[A run of records]

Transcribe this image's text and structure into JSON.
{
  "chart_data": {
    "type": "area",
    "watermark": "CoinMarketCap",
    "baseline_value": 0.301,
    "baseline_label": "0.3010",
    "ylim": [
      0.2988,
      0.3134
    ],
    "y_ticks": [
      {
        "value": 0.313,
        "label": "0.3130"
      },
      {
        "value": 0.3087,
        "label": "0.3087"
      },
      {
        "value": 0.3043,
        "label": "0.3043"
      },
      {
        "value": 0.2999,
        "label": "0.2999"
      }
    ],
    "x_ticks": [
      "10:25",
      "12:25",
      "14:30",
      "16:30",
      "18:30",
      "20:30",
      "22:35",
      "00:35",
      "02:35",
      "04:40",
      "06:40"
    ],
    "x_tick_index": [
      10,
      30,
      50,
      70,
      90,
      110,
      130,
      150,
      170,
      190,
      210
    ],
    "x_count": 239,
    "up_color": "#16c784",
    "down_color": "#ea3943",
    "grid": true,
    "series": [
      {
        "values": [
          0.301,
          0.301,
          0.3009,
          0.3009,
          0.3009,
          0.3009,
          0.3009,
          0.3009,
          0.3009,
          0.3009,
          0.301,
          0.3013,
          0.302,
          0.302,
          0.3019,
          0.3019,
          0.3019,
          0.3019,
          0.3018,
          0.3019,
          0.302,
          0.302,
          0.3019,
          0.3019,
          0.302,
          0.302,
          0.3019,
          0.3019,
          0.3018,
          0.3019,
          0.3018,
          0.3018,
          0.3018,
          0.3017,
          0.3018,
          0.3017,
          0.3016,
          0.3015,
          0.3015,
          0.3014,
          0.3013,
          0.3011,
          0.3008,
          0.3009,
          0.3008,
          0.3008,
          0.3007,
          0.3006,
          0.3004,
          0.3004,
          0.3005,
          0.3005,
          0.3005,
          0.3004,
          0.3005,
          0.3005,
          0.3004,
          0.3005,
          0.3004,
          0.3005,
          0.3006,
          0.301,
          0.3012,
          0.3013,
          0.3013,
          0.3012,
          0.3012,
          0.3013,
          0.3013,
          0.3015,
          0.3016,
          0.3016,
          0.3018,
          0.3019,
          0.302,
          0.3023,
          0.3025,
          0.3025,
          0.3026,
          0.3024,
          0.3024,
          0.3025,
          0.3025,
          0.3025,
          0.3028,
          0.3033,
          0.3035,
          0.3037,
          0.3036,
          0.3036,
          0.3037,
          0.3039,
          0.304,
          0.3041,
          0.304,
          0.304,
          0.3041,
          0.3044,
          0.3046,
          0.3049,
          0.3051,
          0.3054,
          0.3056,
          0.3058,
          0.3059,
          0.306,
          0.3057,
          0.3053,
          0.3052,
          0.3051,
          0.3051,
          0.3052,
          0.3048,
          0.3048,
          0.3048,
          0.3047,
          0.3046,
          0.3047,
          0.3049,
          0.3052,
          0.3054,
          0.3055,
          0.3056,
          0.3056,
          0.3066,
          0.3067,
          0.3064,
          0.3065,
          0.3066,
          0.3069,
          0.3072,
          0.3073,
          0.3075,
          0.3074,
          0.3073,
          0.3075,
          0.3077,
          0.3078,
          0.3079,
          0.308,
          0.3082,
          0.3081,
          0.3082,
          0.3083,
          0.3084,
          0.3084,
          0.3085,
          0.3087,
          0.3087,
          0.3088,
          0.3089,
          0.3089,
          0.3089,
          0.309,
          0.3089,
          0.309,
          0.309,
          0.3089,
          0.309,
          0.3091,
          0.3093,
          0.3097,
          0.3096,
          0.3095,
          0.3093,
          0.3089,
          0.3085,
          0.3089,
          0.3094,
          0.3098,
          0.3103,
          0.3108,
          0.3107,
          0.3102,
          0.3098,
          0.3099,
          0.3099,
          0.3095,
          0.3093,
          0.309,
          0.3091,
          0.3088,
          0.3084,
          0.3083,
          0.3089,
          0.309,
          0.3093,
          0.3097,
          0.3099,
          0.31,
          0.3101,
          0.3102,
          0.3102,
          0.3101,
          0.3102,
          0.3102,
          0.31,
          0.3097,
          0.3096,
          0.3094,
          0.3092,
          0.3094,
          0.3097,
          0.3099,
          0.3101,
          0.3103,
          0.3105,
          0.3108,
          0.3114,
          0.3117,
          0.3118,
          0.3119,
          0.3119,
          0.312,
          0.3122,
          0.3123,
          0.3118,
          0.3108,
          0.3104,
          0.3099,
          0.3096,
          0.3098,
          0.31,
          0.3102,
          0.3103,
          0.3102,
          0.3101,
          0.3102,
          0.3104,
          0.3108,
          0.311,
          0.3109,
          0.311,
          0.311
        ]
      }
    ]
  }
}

Exercise details:
Repeat the data verbatim.

The reply:
Transcribe this image's text and structure into JSON.
{
  "chart_data": {
    "type": "area",
    "watermark": "CoinMarketCap",
    "baseline_value": 0.301,
    "baseline_label": "0.3010",
    "ylim": [
      0.2988,
      0.3134
    ],
    "y_ticks": [
      {
        "value": 0.313,
        "label": "0.3130"
      },
      {
        "value": 0.3087,
        "label": "0.3087"
      },
      {
        "value": 0.3043,
        "label": "0.3043"
      },
      {
        "value": 0.2999,
        "label": "0.2999"
      }
    ],
    "x_ticks": [
      "10:25",
      "12:25",
      "14:30",
      "16:30",
      "18:30",
      "20:30",
      "22:35",
      "00:35",
      "02:35",
      "04:40",
      "06:40"
    ],
    "x_tick_index": [
      10,
      30,
      50,
      70,
      90,
      110,
      130,
      150,
      170,
      190,
      210
    ],
    "x_count": 239,
    "up_color": "#16c784",
    "down_color": "#ea3943",
    "grid": true,
    "series": [
      {
        "values": [
          0.301,
          0.301,
          0.3009,
          0.3009,
          0.3009,
          0.3009,
          0.3009,
          0.3009,
          0.3009,
          0.3009,
          0.301,
          0.3013,
          0.302,
          0.302,
          0.3019,
          0.3019,
          0.3019,
          0.3019,
          0.3018,
          0.3019,
          0.302,
          0.302,
          0.3019,
          0.3019,
          0.302,
          0.302,
          0.3019,
          0.3019,
          0.3018,
          0.3019,
          0.3018,
          0.3018,
          0.3018,
          0.3017,
          0.3018,
          0.3017,
          0.3016,
          0.3015,
          0.3015,
          0.3014,
          0.3013,
          0.3011,
          0.3008,
          0.3009,
          0.3008,
          0.3008,
          0.3007,
          0.3006,
          0.3004,
          0.3004,
          0.3005,
          0.3005,
          0.3005,
          0.3004,
          0.3005,
          0.3005,
          0.3004,
          0.3005,
          0.3004,
          0.3005,
          0.3006,
          0.301,
          0.3012,
          0.3013,
          0.3013,
          0.3012,
          0.3012,
          0.3013,
          0.3013,
          0.3015,
          0.3016,
          0.3016,
          0.3018,
          0.3019,
          0.302,
          0.3023,
          0.3025,
          0.3025,
          0.3026,
          0.3024,
          0.3024,
          0.3025,
          0.3025,
          0.3025,
          0.3028,
          0.3033,
          0.3035,
          0.3037,
          0.3036,
          0.3036,
          0.3037,
          0.3039,
          0.304,
          0.3041,
          0.304,
          0.304,
          0.3041,
          0.3044,
          0.3046,
          0.3049,
          0.3051,
          0.3054,
          0.3056,
          0.3058,
          0.3059,
          0.306,
          0.3057,
          0.3053,
          0.3052,
          0.3051,
          0.3051,
          0.3052,
          0.3048,
          0.3048,
          0.3048,
          0.3047,
          0.3046,
          0.3047,
          0.3049,
          0.3052,
          0.3054,
          0.3055,
          0.3056,
          0.3056,
          0.3066,
          0.3067,
          0.3064,
          0.3065,
          0.3066,
          0.3069,
          0.3072,
          0.3073,
          0.3075,
          0.3074,
          0.3073,
          0.3075,
          0.3077,
          0.3078,
          0.3079,
          0.308,
          0.3082,
          0.3081,
          0.3082,
          0.3083,
          0.3084,
          0.3084,
          0.3085,
          0.3087,
          0.3087,
          0.3088,
          0.3089,
          0.3089,
          0.3089,
          0.309,
          0.3089,
          0.309,
          0.309,
          0.3089,
          0.309,
          0.3091,
          0.3093,
          0.3097,
          0.3096,
          0.3095,
          0.3093,
          0.3089,
          0.3085,
          0.3089,
          0.3094,
          0.3098,
          0.3103,
          0.3108,
          0.3107,
          0.3102,
          0.3098,
          0.3099,
          0.3099,
          0.3095,
          0.3093,
          0.309,
          0.3091,
          0.3088,
          0.3084,
          0.3083,
          0.3089,
          0.309,
          0.3093,
          0.3097,
          0.3099,
          0.31,
          0.3101,
          0.3102,
          0.3102,
          0.3101,
          0.3102,
          0.3102,
          0.31,
          0.3097,
          0.3096,
          0.3094,
          0.3092,
          0.3094,
          0.3097,
          0.3099,
          0.3101,
          0.3103,
          0.3105,
          0.3108,
          0.3114,
          0.3117,
          0.3118,
          0.3119,
          0.3119,
          0.312,
          0.3122,
          0.3123,
          0.3118,
          0.3108,
          0.3104,
          0.3099,
          0.3096,
          0.3098,
          0.31,
          0.3102,
          0.3103,
          0.3102,
          0.3101,
          0.3102,
          0.3104,
          0.3108,
          0.311,
          0.3109,
          0.311,
          0.311
        ]
      }
    ]
  }
}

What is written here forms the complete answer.